(Chart and figure data)
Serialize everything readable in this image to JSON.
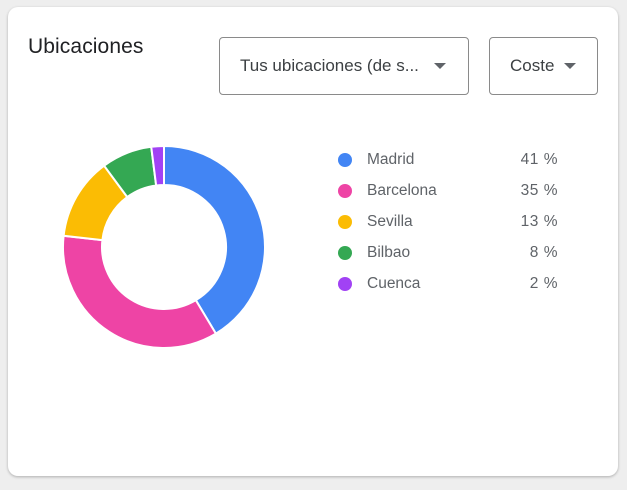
{
  "card": {
    "title": "Ubicaciones"
  },
  "filters": {
    "location_label": "Tus ubicaciones (de s...",
    "metric_label": "Coste"
  },
  "chart_data": {
    "type": "pie",
    "title": "",
    "categories": [
      "Madrid",
      "Barcelona",
      "Sevilla",
      "Bilbao",
      "Cuenca"
    ],
    "values": [
      41,
      35,
      13,
      8,
      2
    ],
    "value_labels": [
      "41 %",
      "35 %",
      "13 %",
      "8 %",
      "2 %"
    ],
    "colors": [
      "#4285f4",
      "#ee44a5",
      "#fbbc04",
      "#34a853",
      "#a142f4"
    ],
    "donut": true,
    "legend_position": "right"
  }
}
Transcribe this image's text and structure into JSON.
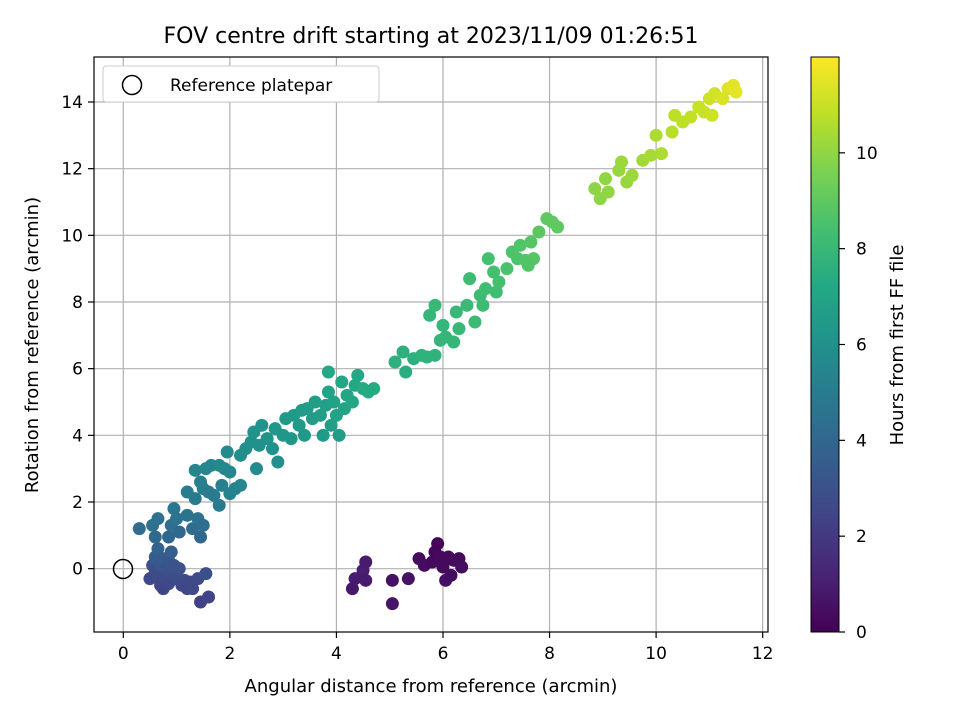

▶ [DIRECTIONS]
Copy out all the entries exactly. Images stay out of the copy.

▶ [SOLUTION BELOW]
Serialize everything readable in this image to JSON.
{
  "card": {
    "title": "Ubicaciones"
  },
  "filters": {
    "location_label": "Tus ubicaciones (de s...",
    "metric_label": "Coste"
  },
  "chart_data": {
    "type": "pie",
    "title": "",
    "categories": [
      "Madrid",
      "Barcelona",
      "Sevilla",
      "Bilbao",
      "Cuenca"
    ],
    "values": [
      41,
      35,
      13,
      8,
      2
    ],
    "value_labels": [
      "41 %",
      "35 %",
      "13 %",
      "8 %",
      "2 %"
    ],
    "colors": [
      "#4285f4",
      "#ee44a5",
      "#fbbc04",
      "#34a853",
      "#a142f4"
    ],
    "donut": true,
    "legend_position": "right"
  }
}
Transcribe this image's text and structure into JSON.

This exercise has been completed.